OBJECTIVE:
Here are some entries; quote each one exactly.

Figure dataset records
* * *
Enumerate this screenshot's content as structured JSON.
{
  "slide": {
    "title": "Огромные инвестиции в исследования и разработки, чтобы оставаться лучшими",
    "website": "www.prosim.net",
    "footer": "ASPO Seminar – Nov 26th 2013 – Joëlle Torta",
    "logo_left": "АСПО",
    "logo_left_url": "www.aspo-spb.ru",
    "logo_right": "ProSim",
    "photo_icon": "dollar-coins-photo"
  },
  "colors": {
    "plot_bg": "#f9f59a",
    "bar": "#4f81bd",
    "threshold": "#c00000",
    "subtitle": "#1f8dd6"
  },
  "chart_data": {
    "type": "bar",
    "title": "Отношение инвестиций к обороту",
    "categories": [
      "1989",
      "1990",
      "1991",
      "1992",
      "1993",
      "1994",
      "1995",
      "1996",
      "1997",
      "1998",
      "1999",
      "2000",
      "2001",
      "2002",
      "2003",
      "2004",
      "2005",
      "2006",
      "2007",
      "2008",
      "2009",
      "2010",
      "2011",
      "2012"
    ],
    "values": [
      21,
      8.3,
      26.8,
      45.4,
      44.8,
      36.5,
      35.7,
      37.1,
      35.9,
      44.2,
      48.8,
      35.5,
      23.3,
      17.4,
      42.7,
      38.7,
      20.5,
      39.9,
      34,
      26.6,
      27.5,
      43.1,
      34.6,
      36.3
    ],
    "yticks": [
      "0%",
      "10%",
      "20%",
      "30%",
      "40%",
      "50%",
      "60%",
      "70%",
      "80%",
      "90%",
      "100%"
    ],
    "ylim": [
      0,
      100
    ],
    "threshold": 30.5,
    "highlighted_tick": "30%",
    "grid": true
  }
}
* * *
RESPONSE TO THE EXERCISE:
Enumerate this screenshot's content as structured JSON.
{
  "slide": {
    "title": "Огромные инвестиции в исследования и разработки, чтобы оставаться лучшими",
    "website": "www.prosim.net",
    "footer": "ASPO Seminar – Nov 26th 2013 – Joëlle Torta",
    "logo_left": "АСПО",
    "logo_left_url": "www.aspo-spb.ru",
    "logo_right": "ProSim",
    "photo_icon": "dollar-coins-photo"
  },
  "colors": {
    "plot_bg": "#f9f59a",
    "bar": "#4f81bd",
    "threshold": "#c00000",
    "subtitle": "#1f8dd6"
  },
  "chart_data": {
    "type": "bar",
    "title": "Отношение инвестиций к обороту",
    "categories": [
      "1989",
      "1990",
      "1991",
      "1992",
      "1993",
      "1994",
      "1995",
      "1996",
      "1997",
      "1998",
      "1999",
      "2000",
      "2001",
      "2002",
      "2003",
      "2004",
      "2005",
      "2006",
      "2007",
      "2008",
      "2009",
      "2010",
      "2011",
      "2012"
    ],
    "values": [
      21,
      8.3,
      26.8,
      45.4,
      44.8,
      36.5,
      35.7,
      37.1,
      35.9,
      44.2,
      48.8,
      35.5,
      23.3,
      17.4,
      42.7,
      38.7,
      20.5,
      39.9,
      34,
      26.6,
      27.5,
      43.1,
      34.6,
      36.3
    ],
    "yticks": [
      "0%",
      "10%",
      "20%",
      "30%",
      "40%",
      "50%",
      "60%",
      "70%",
      "80%",
      "90%",
      "100%"
    ],
    "ylim": [
      0,
      100
    ],
    "threshold": 30.5,
    "highlighted_tick": "30%",
    "grid": true
  }
}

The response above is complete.